Print all of the lines below word for word, leaving out the pictures.

--- start Records to use ---

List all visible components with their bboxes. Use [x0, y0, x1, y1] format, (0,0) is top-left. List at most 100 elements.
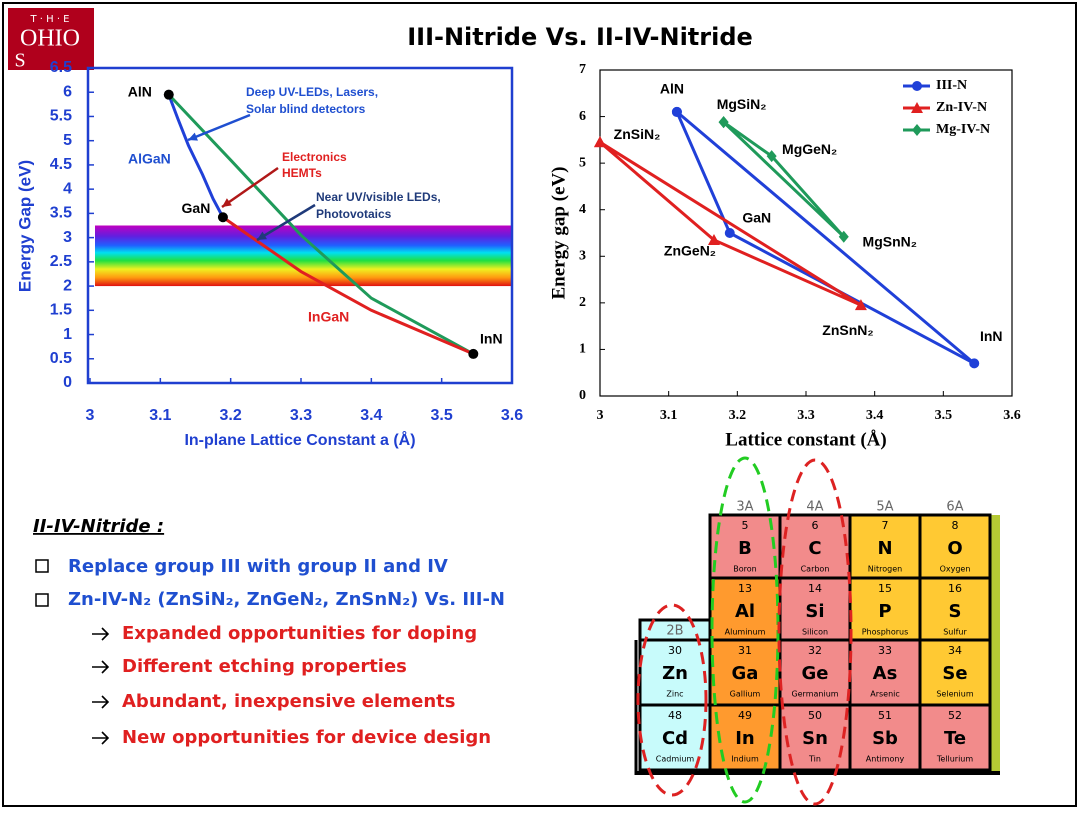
element-name: Cadmium	[656, 755, 695, 764]
legend-label: Mg-IV-N	[936, 122, 990, 137]
checkbox	[35, 593, 49, 607]
element-name: Phosphorus	[862, 628, 909, 637]
series-line	[167, 94, 225, 218]
element-cell	[848, 703, 922, 772]
y-tick-label: 1	[63, 326, 72, 343]
point-label: GaN	[742, 210, 771, 226]
element-symbol: As	[873, 663, 898, 684]
y-tick-label: 6	[63, 83, 72, 100]
x-tick-label: 3	[86, 407, 95, 424]
arrow	[92, 731, 110, 745]
element-name: Germanium	[791, 690, 838, 699]
element-symbol: Zn	[662, 663, 688, 684]
plot-frame	[599, 69, 1013, 397]
x-tick-label: 3.6	[501, 407, 523, 424]
arrow-head	[188, 132, 198, 141]
group-label: 4A	[806, 500, 823, 515]
sub-bullet: Expanded opportunities for doping	[122, 623, 477, 644]
element-symbol: Si	[805, 601, 824, 622]
group-label: 3A	[736, 500, 753, 515]
element-number: 51	[878, 709, 892, 722]
element-symbol: N	[877, 538, 892, 559]
element-name: Boron	[733, 565, 756, 574]
table-edge	[990, 515, 1000, 773]
marker	[766, 150, 777, 163]
y-tick-label: 0	[63, 374, 72, 391]
y-tick-label: 1.5	[50, 302, 72, 319]
element-symbol: Se	[942, 663, 967, 684]
y-axis-title: Energy gap (eV)	[548, 167, 569, 300]
y-tick-label: 0	[579, 388, 586, 403]
x-tick-label: 3.5	[935, 408, 953, 423]
arrow	[92, 695, 110, 709]
sub-bullet: Different etching properties	[122, 656, 407, 677]
marker	[838, 230, 849, 243]
element-symbol: Ge	[802, 663, 829, 684]
y-tick-label: 5.5	[50, 108, 72, 125]
annotation-arrow	[221, 166, 279, 209]
element-cell	[918, 703, 992, 772]
y-tick-label: 1	[579, 342, 586, 357]
plot-frame	[86, 66, 514, 385]
highlight-ellipse	[636, 603, 708, 797]
element-number: 13	[738, 582, 752, 595]
x-axis-title: In-plane Lattice Constant a (Å)	[184, 430, 415, 449]
y-tick-label: 7	[579, 62, 586, 77]
slide-title: III-Nitride Vs. II-IV-Nitride	[407, 23, 753, 51]
logo-top: T · H · E	[29, 14, 69, 25]
point-label: MgSnN₂	[863, 233, 917, 249]
element-cell	[708, 638, 782, 707]
y-axis-title: Energy Gap (eV)	[15, 160, 34, 292]
point-label: AlN	[128, 83, 152, 99]
series-line	[722, 120, 845, 238]
y-tick-label: 5	[63, 132, 72, 149]
annotation: Deep UV-LEDs, Lasers,	[246, 85, 378, 99]
point	[163, 89, 174, 100]
sub-bullet: Abundant, inexpensive elements	[122, 691, 455, 712]
bullets-heading: II-IV-Nitride :	[33, 516, 164, 537]
highlight-ellipse	[777, 458, 853, 806]
x-tick-label: 3.3	[290, 407, 312, 424]
arrow-head	[257, 231, 267, 240]
legend-label: III-N	[936, 78, 967, 93]
annotation: AlGaN	[128, 151, 171, 167]
x-tick-label: 3.4	[866, 408, 884, 423]
x-tick-label: 3.3	[797, 408, 815, 423]
marker	[724, 228, 735, 238]
series-line	[222, 216, 474, 356]
y-tick-label: 4	[579, 202, 586, 217]
element-name: Carbon	[801, 565, 830, 574]
y-tick-label: 2	[63, 277, 72, 294]
group-label: 6A	[946, 500, 963, 515]
element-symbol: P	[878, 601, 891, 622]
element-symbol: C	[808, 538, 821, 559]
y-tick-label: 4	[63, 180, 72, 197]
series-line	[167, 93, 475, 356]
chart1-annotations: Deep UV-LEDs, Lasers, Solar blind detect…	[128, 85, 441, 325]
y-tick-label: 6.5	[50, 59, 72, 76]
element-name: Zinc	[666, 690, 683, 699]
element-name: Gallium	[730, 690, 761, 699]
x-tick-label: 3.5	[431, 407, 453, 424]
point	[217, 212, 228, 223]
marker	[707, 233, 720, 245]
element-cell	[708, 513, 782, 580]
element-number: 52	[948, 709, 962, 722]
element-symbol: Cd	[662, 728, 688, 749]
periodic-table: 5 B Boron 6 C Carbon 7 N Nitrogen 8 O Oxygen 13 Al Alu…	[634, 456, 1000, 806]
arrow-head	[222, 198, 232, 207]
legend-label: Zn-IV-N	[936, 100, 987, 115]
annotation-arrow	[187, 113, 251, 142]
marker	[594, 136, 606, 148]
element-symbol: In	[735, 728, 755, 749]
element-number: 7	[882, 519, 889, 532]
spectrum-band	[95, 225, 512, 287]
y-tick-label: 2.5	[50, 253, 72, 270]
annotation: HEMTs	[282, 166, 322, 180]
element-number: 8	[952, 519, 959, 532]
point-label: ZnGeN₂	[664, 243, 716, 259]
marker	[912, 81, 922, 91]
element-number: 5	[742, 519, 749, 532]
element-name: Nitrogen	[868, 565, 902, 574]
annotation: Electronics	[282, 150, 347, 164]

--- end Records to use ---

#### [The result]
List all visible components with their bboxes. Use [x0, y0, x1, y1] format, (0,0) is top-left. List at most 100 elements.
element-name: Cadmium	[656, 755, 695, 764]
legend-label: Mg-IV-N	[936, 122, 990, 137]
checkbox	[35, 593, 49, 607]
element-name: Phosphorus	[862, 628, 909, 637]
series-line	[167, 94, 225, 218]
element-cell	[848, 703, 922, 772]
y-tick-label: 1	[63, 326, 72, 343]
point-label: GaN	[742, 210, 771, 226]
element-symbol: As	[873, 663, 898, 684]
y-tick-label: 6	[63, 83, 72, 100]
x-tick-label: 3	[86, 407, 95, 424]
arrow	[92, 731, 110, 745]
element-name: Germanium	[791, 690, 838, 699]
element-symbol: Zn	[662, 663, 688, 684]
plot-frame	[599, 69, 1013, 397]
x-tick-label: 3.6	[501, 407, 523, 424]
arrow-head	[188, 132, 198, 141]
group-label: 4A	[806, 500, 823, 515]
sub-bullet: Expanded opportunities for doping	[122, 623, 477, 644]
element-symbol: Si	[805, 601, 824, 622]
group-label: 3A	[736, 500, 753, 515]
element-number: 51	[878, 709, 892, 722]
element-symbol: N	[877, 538, 892, 559]
element-name: Boron	[733, 565, 756, 574]
table-edge	[990, 515, 1000, 773]
marker	[766, 150, 777, 163]
y-tick-label: 0	[63, 374, 72, 391]
y-tick-label: 1.5	[50, 302, 72, 319]
element-symbol: Se	[942, 663, 967, 684]
y-axis-title: Energy gap (eV)	[548, 167, 569, 300]
y-tick-label: 0	[579, 388, 586, 403]
x-tick-label: 3.5	[935, 408, 953, 423]
arrow	[92, 695, 110, 709]
sub-bullet: Different etching properties	[122, 656, 407, 677]
marker	[838, 230, 849, 243]
element-symbol: Ge	[802, 663, 829, 684]
y-tick-label: 5.5	[50, 108, 72, 125]
annotation-arrow	[221, 166, 279, 209]
element-cell	[918, 703, 992, 772]
y-tick-label: 1	[579, 342, 586, 357]
plot-frame	[86, 66, 514, 385]
highlight-ellipse	[636, 603, 708, 797]
element-number: 13	[738, 582, 752, 595]
x-axis-title: In-plane Lattice Constant a (Å)	[184, 430, 415, 449]
y-tick-label: 7	[579, 62, 586, 77]
slide-title: III-Nitride Vs. II-IV-Nitride	[407, 23, 753, 51]
logo-top: T · H · E	[29, 14, 69, 25]
point-label: MgSnN₂	[863, 233, 917, 249]
element-cell	[708, 638, 782, 707]
y-axis-title: Energy Gap (eV)	[15, 160, 34, 292]
point-label: AlN	[128, 83, 152, 99]
series-line	[722, 120, 845, 238]
y-tick-label: 5	[63, 132, 72, 149]
annotation: Deep UV-LEDs, Lasers,	[246, 85, 378, 99]
point	[163, 89, 174, 100]
sub-bullet: Abundant, inexpensive elements	[122, 691, 455, 712]
bullets-heading: II-IV-Nitride :	[33, 516, 164, 537]
highlight-ellipse	[777, 458, 853, 806]
x-tick-label: 3.3	[290, 407, 312, 424]
arrow-head	[257, 231, 267, 240]
legend-label: III-N	[936, 78, 967, 93]
annotation: AlGaN	[128, 151, 171, 167]
x-tick-label: 3.4	[866, 408, 884, 423]
x-tick-label: 3.3	[797, 408, 815, 423]
marker	[724, 228, 735, 238]
series-line	[222, 216, 474, 356]
y-tick-label: 4	[579, 202, 586, 217]
element-name: Carbon	[801, 565, 830, 574]
y-tick-label: 2	[63, 277, 72, 294]
group-label: 6A	[946, 500, 963, 515]
element-symbol: P	[878, 601, 891, 622]
element-symbol: C	[808, 538, 821, 559]
y-tick-label: 4	[63, 180, 72, 197]
series-line	[167, 93, 475, 356]
chart1-annotations: Deep UV-LEDs, Lasers, Solar blind detect…	[128, 85, 441, 325]
y-tick-label: 6.5	[50, 59, 72, 76]
element-name: Zinc	[666, 690, 683, 699]
element-name: Gallium	[730, 690, 761, 699]
x-tick-label: 3.5	[431, 407, 453, 424]
point	[217, 212, 228, 223]
marker	[707, 233, 720, 245]
element-cell	[708, 513, 782, 580]
element-number: 52	[948, 709, 962, 722]
element-symbol: Cd	[662, 728, 688, 749]
periodic-table: 5 B Boron 6 C Carbon 7 N Nitrogen 8 O Oxygen 13 Al Alu…	[634, 456, 1000, 806]
arrow-head	[222, 198, 232, 207]
legend-label: Zn-IV-N	[936, 100, 987, 115]
annotation-arrow	[187, 113, 251, 142]
marker	[594, 136, 606, 148]
element-symbol: In	[735, 728, 755, 749]
element-number: 7	[882, 519, 889, 532]
spectrum-band	[95, 225, 512, 287]
y-tick-label: 2.5	[50, 253, 72, 270]
annotation: HEMTs	[282, 166, 322, 180]
element-number: 8	[952, 519, 959, 532]
point-label: ZnGeN₂	[664, 243, 716, 259]
marker	[912, 81, 922, 91]
element-number: 5	[742, 519, 749, 532]
element-name: Nitrogen	[868, 565, 902, 574]
annotation: Electronics	[282, 150, 347, 164]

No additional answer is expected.